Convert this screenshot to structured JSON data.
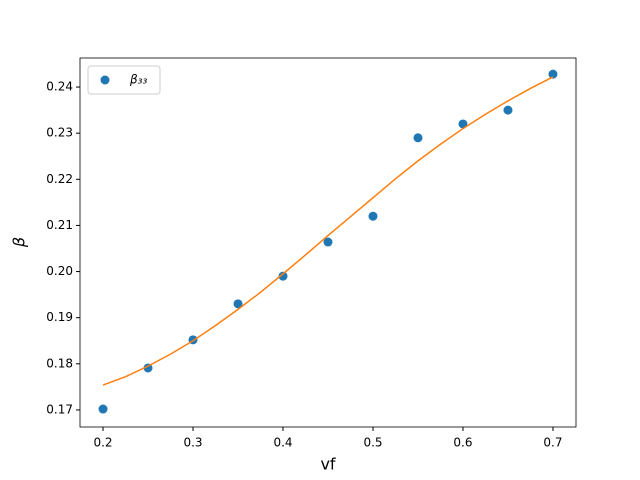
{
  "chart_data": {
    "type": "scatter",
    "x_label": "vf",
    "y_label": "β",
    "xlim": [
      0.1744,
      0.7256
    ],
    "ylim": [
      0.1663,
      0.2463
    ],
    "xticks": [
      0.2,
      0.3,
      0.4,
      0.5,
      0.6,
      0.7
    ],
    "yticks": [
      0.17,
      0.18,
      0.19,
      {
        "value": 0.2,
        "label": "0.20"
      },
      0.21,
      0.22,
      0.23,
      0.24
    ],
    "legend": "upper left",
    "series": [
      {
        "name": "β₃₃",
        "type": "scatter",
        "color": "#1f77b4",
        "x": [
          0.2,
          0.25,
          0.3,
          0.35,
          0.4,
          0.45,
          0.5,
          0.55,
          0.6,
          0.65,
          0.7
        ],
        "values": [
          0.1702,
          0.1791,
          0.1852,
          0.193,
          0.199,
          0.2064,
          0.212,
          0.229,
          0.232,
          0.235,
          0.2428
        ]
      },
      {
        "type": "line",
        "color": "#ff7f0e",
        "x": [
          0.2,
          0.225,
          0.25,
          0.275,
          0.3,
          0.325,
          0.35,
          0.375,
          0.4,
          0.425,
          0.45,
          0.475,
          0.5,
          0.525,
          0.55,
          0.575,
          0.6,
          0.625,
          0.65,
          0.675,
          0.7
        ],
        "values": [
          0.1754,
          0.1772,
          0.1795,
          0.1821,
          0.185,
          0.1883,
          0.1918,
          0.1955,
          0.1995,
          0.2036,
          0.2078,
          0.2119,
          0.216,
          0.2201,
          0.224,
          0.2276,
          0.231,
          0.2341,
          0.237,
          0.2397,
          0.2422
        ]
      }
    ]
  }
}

---------------

- **To be done**:
Transcribe every entry above exactly. Omit all pictures.

- **Final result**:
Convert this screenshot to structured JSON data.
{
  "chart_data": {
    "type": "scatter",
    "x_label": "vf",
    "y_label": "β",
    "xlim": [
      0.1744,
      0.7256
    ],
    "ylim": [
      0.1663,
      0.2463
    ],
    "xticks": [
      0.2,
      0.3,
      0.4,
      0.5,
      0.6,
      0.7
    ],
    "yticks": [
      0.17,
      0.18,
      0.19,
      {
        "value": 0.2,
        "label": "0.20"
      },
      0.21,
      0.22,
      0.23,
      0.24
    ],
    "legend": "upper left",
    "series": [
      {
        "name": "β₃₃",
        "type": "scatter",
        "color": "#1f77b4",
        "x": [
          0.2,
          0.25,
          0.3,
          0.35,
          0.4,
          0.45,
          0.5,
          0.55,
          0.6,
          0.65,
          0.7
        ],
        "values": [
          0.1702,
          0.1791,
          0.1852,
          0.193,
          0.199,
          0.2064,
          0.212,
          0.229,
          0.232,
          0.235,
          0.2428
        ]
      },
      {
        "type": "line",
        "color": "#ff7f0e",
        "x": [
          0.2,
          0.225,
          0.25,
          0.275,
          0.3,
          0.325,
          0.35,
          0.375,
          0.4,
          0.425,
          0.45,
          0.475,
          0.5,
          0.525,
          0.55,
          0.575,
          0.6,
          0.625,
          0.65,
          0.675,
          0.7
        ],
        "values": [
          0.1754,
          0.1772,
          0.1795,
          0.1821,
          0.185,
          0.1883,
          0.1918,
          0.1955,
          0.1995,
          0.2036,
          0.2078,
          0.2119,
          0.216,
          0.2201,
          0.224,
          0.2276,
          0.231,
          0.2341,
          0.237,
          0.2397,
          0.2422
        ]
      }
    ]
  }
}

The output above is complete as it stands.